Exercise instructions:
For each line in the data below that holds "shape", return a copy.

Data for the task:
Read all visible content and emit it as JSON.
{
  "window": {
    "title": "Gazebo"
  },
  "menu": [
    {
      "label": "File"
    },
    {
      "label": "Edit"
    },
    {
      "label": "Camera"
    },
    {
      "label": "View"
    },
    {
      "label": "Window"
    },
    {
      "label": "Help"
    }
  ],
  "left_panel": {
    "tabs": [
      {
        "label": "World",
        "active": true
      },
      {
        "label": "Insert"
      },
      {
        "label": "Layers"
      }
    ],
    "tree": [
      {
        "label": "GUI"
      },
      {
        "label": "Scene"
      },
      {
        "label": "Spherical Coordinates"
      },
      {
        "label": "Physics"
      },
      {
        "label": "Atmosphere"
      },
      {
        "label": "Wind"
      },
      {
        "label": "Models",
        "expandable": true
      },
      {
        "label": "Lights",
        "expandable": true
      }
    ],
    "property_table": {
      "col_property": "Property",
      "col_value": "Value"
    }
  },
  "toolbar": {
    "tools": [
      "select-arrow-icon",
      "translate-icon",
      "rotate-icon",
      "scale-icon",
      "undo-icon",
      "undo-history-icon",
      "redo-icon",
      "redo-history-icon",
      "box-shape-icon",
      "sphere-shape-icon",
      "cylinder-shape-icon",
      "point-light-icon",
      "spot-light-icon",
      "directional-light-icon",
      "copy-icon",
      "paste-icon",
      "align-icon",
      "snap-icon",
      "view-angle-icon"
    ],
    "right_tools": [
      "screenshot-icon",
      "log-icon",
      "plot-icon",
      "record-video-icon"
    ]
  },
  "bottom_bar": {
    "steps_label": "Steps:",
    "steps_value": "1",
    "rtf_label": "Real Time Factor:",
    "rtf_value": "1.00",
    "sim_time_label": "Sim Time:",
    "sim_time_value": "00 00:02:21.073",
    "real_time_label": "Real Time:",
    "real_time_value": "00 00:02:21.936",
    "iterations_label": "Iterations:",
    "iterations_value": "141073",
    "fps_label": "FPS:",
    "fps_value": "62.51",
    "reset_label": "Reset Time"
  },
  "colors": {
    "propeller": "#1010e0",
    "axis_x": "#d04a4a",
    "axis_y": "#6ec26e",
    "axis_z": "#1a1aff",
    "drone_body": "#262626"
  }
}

Solution for this task:
      "box-shape-icon",
      "sphere-shape-icon",
      "cylinder-shape-icon",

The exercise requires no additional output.